SELECTED TEXT =
____
Crop rotation

What to do in your garden this week. 

Vegetables

Crop rotation may sound overly scientific for the ordinary gardener, but it is an important way of getting the most from the vegetable garden while minimising the risk of diseases such as club root in cabbages or basal rot (caused by Fusarium oxysporum) in onions, garlic and leeks.

Designed so crops take different minerals from the soil each year, good rotation will take account of chemical and physical differences between plants.

The basic rule is never to grow plants from the same family or type in the same spot two years in a row.

Leaving aside perennial vegetables such as rhubarb, globe artichokes and asparagus, which stay in the same plot, divide your garden into three areas.

Make a list of what crops can be grouped: potatoes, celery, leeks, carrots, parsnips and beetroot in group one; peas, beans (all types), onions and spinach in group two; and brassicas (including Brussels sprouts, cabbages, broccoli, cauliflowers and kohl rabi) in group three.

Grow each group in separate plots this season.

In the second season, grow taprooted plants (group one) in the plot previously used for peas and beans.

Put peas, beans and the onion family where the brassicas were and put brassicas in the remaining part of the garden.

Year three sees brassicas in plot two, taprooted plants in bed three and onions in the third section.

A garden diary may make it easier to remember the movements, or draw a computer-generated plan and mark what was sown or planted where, with planting or sowing dates.

If the weather is reasonably dry, dig vacant ground roughly but do not try to cultivate it too finely at this time of the year or it can set like concrete as it dries.

Winter is a good time to sharpen and clean garden tools, and repair or clean garden furniture and shelves in the greenhouse or shed.

Put green rubbish in the compost heap, but take woody, prickly or diseased material to a landfill.

Even in midwinter, rhubarb and asparagus beds can be planted, weather permitting.

Dig the ground deeply, add plenty of bulky manure plus some blood and bone and plant with the crowns about 2.5cm below the surface. Jerusalem artichoke tubers, shallots and garlic can also be planted.

Flowers

Crop rotation in the flower garden is also possible.

Stocks and wallflowers in mass displays exhaust the soil in similar ways and should not follow each other.

Likewise, if dahlias are grown in the same soil year after year, they will make excessive demands on some soil elements and plant quality will drop.

Ideally, dahlias, gladioli, pansies, violas, tulips, hyacinths and narcissi should be planted in different areas of the garden each year.

Rose-planting time has arrived and nurseries soon will be full of this most popular shrub.

Fruit

Winter spraying of apples and pears with a winter oil spray will help control woolly aphids, scale insects and red spider.

If you prefer not to spray, attracting waxeyes to the garden by putting a shallow container of sugar water on or near fruit trees will encourage them to clean up bugs.

Good garden hygiene is important in preventing or controlling disease.

Fruit remaining on trees should be removed.
____
SUPPLIED INFORMATION =
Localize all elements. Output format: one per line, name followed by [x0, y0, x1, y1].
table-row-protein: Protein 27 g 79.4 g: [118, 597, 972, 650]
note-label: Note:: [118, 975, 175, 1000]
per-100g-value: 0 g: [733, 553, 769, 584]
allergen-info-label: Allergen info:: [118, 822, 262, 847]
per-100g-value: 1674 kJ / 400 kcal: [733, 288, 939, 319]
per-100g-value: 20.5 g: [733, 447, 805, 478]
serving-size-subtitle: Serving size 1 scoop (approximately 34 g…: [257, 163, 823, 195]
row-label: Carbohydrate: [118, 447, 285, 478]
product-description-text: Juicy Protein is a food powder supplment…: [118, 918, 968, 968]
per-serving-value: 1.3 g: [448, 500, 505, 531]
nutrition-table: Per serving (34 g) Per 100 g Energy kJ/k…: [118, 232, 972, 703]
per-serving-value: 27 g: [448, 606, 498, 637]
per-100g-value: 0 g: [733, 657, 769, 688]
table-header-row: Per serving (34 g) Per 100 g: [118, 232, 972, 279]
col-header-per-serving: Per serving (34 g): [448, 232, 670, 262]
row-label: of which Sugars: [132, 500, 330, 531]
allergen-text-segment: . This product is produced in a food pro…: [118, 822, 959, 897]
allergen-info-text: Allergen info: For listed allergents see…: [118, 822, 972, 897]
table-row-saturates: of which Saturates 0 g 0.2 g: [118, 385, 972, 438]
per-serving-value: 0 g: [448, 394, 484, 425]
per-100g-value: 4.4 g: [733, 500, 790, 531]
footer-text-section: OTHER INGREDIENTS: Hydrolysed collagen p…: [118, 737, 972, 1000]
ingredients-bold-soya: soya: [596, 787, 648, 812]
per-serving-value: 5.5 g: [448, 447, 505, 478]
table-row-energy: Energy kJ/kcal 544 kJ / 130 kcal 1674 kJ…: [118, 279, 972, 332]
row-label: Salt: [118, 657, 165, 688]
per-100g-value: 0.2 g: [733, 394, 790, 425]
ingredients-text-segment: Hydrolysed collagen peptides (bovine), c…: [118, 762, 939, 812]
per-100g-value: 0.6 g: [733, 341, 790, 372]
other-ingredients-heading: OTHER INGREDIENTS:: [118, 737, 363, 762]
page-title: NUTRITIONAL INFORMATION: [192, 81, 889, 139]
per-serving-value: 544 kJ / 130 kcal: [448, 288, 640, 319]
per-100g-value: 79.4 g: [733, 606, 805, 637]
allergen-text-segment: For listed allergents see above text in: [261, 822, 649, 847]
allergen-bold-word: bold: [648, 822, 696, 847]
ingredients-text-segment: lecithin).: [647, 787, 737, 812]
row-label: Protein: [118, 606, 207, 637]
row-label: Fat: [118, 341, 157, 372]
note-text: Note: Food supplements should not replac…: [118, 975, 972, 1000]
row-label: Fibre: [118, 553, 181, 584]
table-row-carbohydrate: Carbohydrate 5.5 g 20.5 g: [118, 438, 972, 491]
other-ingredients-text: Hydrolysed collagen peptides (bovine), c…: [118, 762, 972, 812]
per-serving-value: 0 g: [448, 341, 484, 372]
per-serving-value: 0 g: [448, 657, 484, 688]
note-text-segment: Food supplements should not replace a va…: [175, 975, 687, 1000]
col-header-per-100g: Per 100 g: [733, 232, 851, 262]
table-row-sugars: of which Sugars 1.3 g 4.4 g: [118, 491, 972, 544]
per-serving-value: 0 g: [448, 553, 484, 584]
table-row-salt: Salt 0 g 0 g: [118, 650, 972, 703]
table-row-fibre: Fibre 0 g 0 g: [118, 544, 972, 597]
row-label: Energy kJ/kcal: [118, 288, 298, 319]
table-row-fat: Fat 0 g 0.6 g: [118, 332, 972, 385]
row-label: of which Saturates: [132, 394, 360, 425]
____
TASKS =
1. Which flowers does the crop rotation text say should ideally be planted in different areas of the garden each year? List them all.
2. Reproduce the part of the crop rotation text that starts with "Rose-planting time has" and goes on through "should be removed.".

SOLUTIONS IN ORDER =
1. dahlias, gladioli, pansies, violas, tulips, hyacinths, narcissi

2.
Rose-planting time has arrived and nurseries soon will be full of this most popular shrub.

Fruit

Winter spraying of apples and pears with a winter oil spray will help control woolly aphids, scale insects and red spider.

If you prefer not to spray, attracting waxeyes to the garden by putting a shallow container of sugar water on or near fruit trees will encourage them to clean up bugs.

Good garden hygiene is important in preventing or controlling disease.

Fruit remaining on trees should be removed.